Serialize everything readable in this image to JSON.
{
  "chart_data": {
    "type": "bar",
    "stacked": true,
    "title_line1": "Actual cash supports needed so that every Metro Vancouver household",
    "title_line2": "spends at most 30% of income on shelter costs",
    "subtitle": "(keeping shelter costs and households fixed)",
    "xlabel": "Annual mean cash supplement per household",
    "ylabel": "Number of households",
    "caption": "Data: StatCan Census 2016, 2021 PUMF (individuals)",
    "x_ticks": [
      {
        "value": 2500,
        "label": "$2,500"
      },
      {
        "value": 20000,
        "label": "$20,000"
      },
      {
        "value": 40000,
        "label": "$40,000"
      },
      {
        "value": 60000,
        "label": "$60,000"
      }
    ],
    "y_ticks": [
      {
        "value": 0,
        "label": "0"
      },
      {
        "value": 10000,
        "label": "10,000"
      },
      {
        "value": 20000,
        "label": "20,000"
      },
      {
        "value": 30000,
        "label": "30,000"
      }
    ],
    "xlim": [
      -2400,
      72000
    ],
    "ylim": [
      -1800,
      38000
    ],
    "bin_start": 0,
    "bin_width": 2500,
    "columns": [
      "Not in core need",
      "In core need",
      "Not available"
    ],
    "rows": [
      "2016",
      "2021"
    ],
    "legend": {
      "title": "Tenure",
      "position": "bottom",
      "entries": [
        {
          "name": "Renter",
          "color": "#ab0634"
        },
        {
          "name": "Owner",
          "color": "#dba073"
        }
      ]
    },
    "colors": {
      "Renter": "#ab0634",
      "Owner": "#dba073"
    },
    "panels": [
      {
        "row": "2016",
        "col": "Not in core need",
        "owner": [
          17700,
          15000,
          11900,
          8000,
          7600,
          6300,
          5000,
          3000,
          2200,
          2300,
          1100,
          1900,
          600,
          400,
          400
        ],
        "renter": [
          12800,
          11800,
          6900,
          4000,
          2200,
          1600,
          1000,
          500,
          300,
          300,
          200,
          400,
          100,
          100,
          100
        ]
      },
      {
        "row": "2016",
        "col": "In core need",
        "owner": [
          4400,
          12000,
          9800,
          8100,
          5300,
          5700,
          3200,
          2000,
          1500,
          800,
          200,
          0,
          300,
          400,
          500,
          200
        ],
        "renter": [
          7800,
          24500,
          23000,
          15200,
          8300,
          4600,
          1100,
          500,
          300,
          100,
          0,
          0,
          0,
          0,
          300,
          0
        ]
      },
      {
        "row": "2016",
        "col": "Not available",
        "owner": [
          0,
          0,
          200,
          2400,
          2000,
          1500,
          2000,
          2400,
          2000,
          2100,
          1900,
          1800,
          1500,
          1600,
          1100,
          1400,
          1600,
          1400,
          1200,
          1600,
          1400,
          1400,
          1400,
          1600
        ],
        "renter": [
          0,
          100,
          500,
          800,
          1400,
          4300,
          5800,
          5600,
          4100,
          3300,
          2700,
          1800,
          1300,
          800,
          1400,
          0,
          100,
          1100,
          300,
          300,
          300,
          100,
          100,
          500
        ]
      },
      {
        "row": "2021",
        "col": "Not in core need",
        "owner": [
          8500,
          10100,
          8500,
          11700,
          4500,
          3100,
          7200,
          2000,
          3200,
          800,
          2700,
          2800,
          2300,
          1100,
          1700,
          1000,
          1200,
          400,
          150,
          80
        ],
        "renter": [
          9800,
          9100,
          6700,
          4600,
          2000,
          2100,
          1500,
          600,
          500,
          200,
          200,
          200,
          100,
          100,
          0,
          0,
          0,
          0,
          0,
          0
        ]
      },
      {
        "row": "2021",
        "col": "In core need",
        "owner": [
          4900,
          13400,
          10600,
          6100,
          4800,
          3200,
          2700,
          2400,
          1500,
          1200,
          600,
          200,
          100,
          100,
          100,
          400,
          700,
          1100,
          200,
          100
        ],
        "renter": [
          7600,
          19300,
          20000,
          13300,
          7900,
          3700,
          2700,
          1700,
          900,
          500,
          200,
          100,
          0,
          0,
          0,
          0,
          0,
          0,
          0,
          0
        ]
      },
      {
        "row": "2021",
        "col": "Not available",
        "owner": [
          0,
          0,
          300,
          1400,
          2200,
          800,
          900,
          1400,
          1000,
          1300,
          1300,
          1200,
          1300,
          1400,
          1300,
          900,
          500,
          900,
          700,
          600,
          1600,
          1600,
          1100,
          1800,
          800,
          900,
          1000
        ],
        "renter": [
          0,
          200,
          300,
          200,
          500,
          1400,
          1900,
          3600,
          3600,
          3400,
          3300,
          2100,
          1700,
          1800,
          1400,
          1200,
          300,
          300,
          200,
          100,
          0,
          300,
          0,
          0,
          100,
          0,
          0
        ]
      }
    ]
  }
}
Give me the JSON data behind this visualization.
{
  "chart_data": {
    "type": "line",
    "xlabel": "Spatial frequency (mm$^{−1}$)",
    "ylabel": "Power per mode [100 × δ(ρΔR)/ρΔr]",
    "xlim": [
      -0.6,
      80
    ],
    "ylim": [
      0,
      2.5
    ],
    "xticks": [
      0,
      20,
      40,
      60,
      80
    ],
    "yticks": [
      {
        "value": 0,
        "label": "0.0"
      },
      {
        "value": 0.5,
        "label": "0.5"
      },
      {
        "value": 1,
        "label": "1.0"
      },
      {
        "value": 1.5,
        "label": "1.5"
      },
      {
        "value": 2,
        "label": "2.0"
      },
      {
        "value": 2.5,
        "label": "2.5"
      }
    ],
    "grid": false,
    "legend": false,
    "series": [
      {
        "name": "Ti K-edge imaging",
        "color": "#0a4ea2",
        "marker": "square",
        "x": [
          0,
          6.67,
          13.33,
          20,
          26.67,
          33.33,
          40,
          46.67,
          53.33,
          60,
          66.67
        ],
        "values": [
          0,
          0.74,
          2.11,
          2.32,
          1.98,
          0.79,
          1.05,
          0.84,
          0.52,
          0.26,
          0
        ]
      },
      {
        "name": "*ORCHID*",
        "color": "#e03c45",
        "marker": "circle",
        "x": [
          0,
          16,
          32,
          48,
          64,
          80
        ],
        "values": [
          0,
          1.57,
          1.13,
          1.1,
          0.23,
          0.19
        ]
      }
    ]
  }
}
····················
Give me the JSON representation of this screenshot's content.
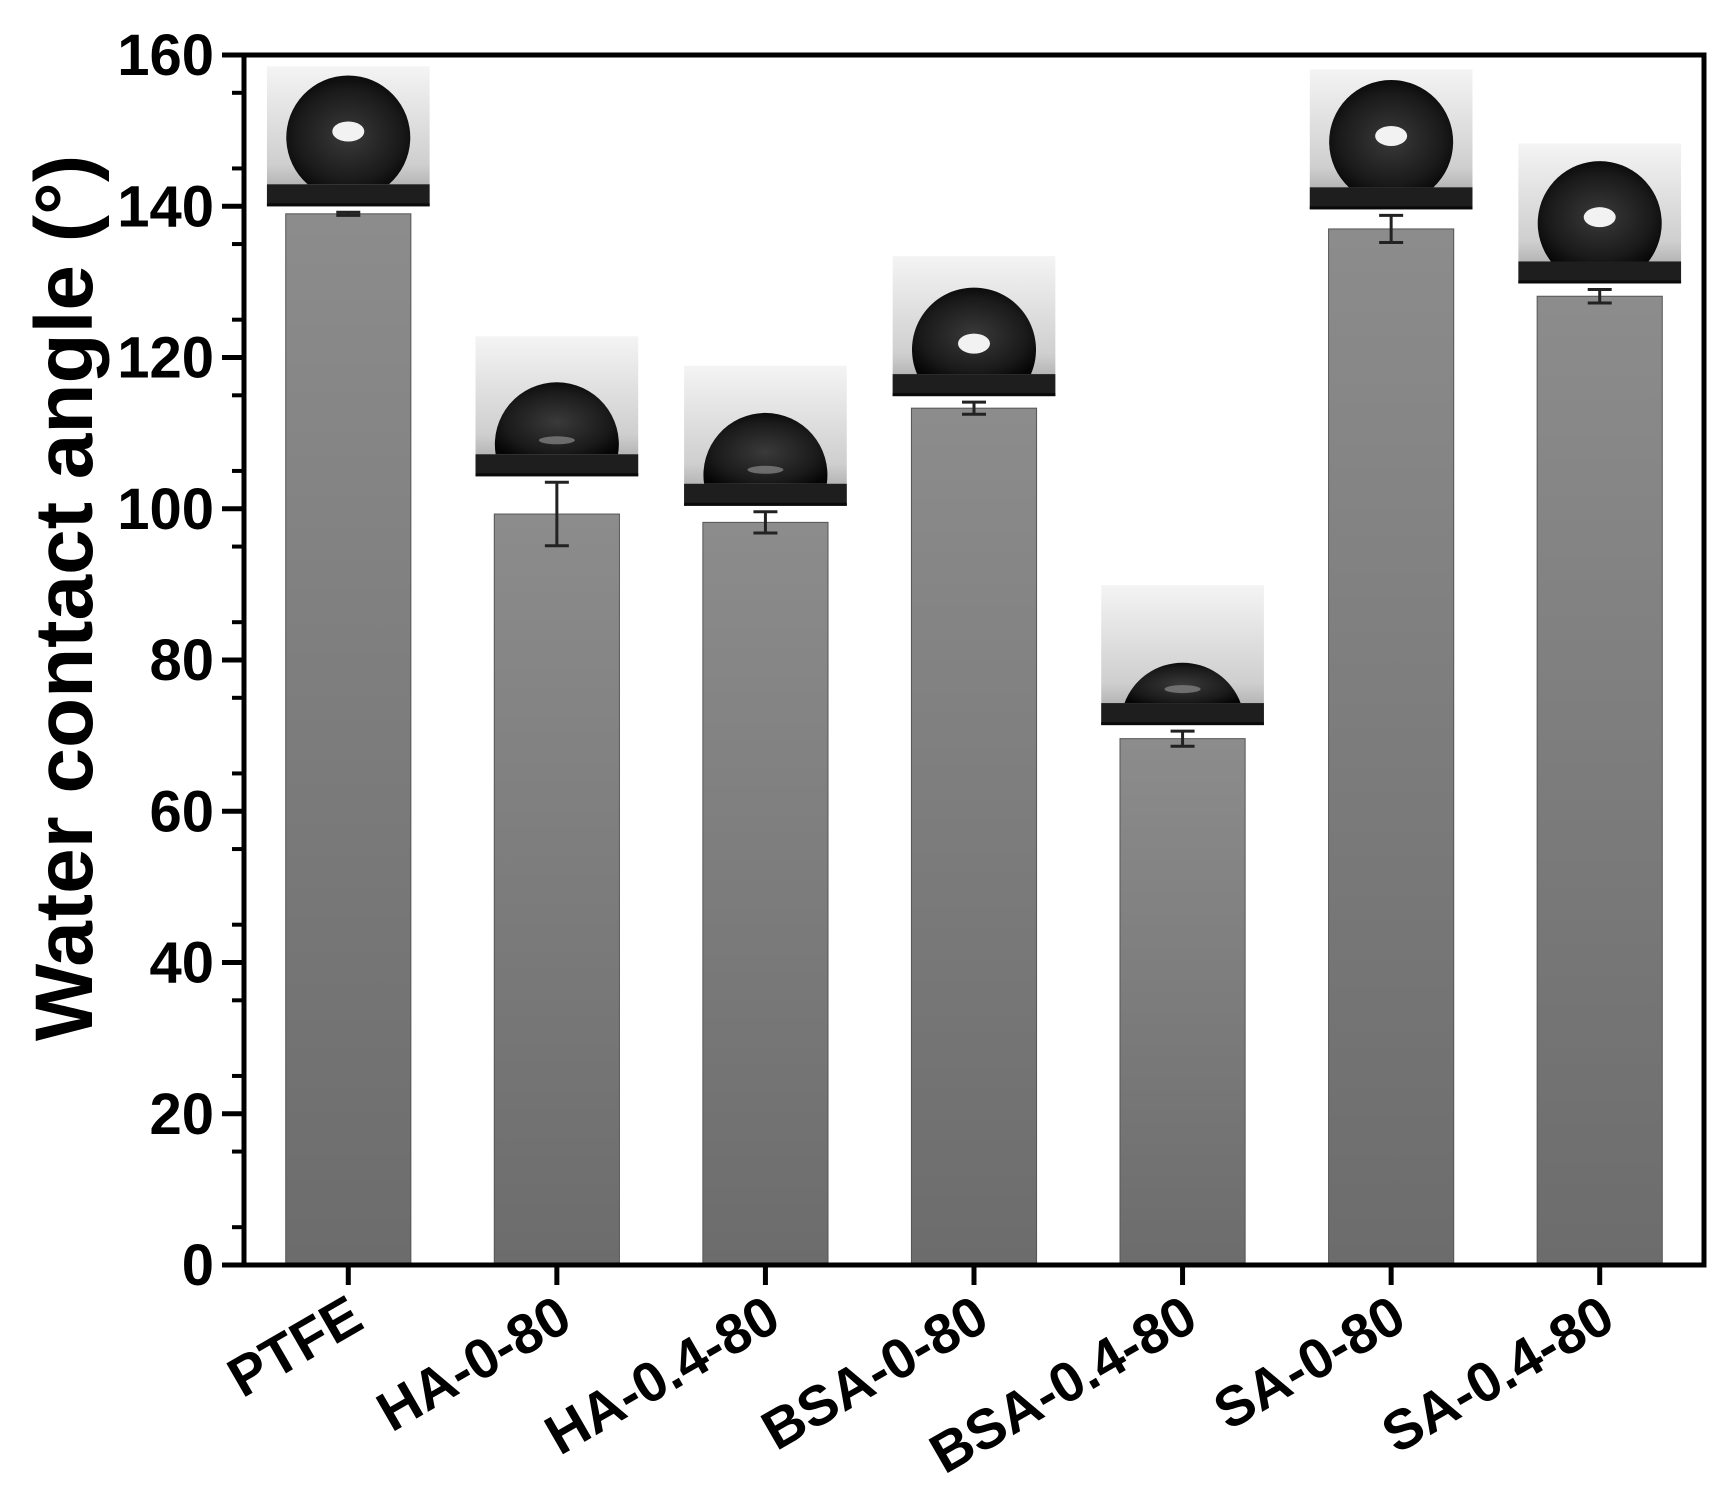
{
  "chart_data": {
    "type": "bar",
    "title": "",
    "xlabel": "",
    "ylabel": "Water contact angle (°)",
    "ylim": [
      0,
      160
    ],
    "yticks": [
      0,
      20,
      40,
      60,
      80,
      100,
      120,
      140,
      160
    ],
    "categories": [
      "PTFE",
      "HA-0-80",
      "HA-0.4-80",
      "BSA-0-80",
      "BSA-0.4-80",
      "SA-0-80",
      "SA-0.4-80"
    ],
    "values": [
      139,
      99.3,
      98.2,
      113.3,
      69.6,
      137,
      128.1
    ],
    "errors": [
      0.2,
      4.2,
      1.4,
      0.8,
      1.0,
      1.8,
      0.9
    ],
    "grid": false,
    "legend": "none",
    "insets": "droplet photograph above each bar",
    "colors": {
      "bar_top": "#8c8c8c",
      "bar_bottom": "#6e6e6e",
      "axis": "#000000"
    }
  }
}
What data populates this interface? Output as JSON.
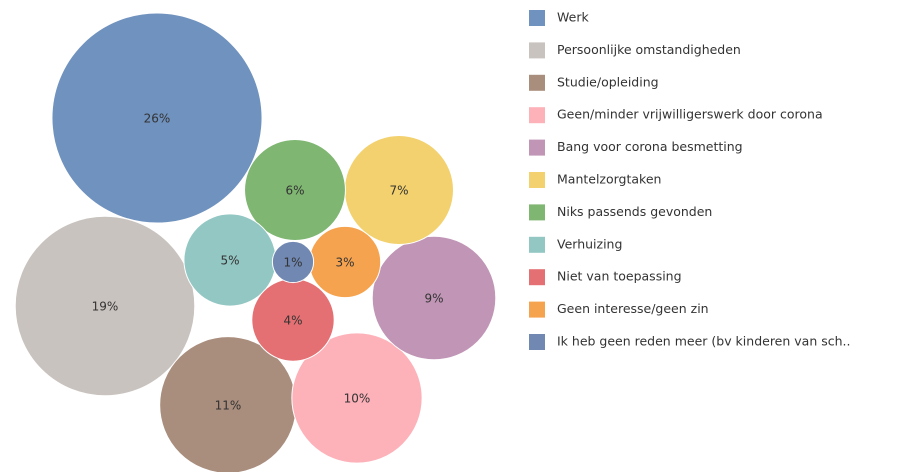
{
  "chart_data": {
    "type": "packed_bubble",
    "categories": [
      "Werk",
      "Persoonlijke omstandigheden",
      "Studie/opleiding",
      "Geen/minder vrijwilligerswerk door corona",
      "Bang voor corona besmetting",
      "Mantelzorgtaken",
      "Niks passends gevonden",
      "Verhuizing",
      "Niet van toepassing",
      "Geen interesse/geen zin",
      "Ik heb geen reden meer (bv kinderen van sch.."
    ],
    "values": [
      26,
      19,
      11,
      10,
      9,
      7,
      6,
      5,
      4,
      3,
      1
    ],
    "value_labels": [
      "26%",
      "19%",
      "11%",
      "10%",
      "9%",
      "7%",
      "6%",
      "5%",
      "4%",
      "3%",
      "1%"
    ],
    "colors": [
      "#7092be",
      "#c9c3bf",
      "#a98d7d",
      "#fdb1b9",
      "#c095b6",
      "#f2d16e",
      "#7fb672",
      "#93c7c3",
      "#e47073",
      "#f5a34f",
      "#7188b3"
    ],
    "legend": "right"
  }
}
····················
THE TASK: Copy every line above that includes the string "name".

SOLUTION TO THIS EXERCISE:
          "name": "Renter",
          "name": "Owner",
        "name": "Ti K-edge imaging",
        "name": "*ORCHID*",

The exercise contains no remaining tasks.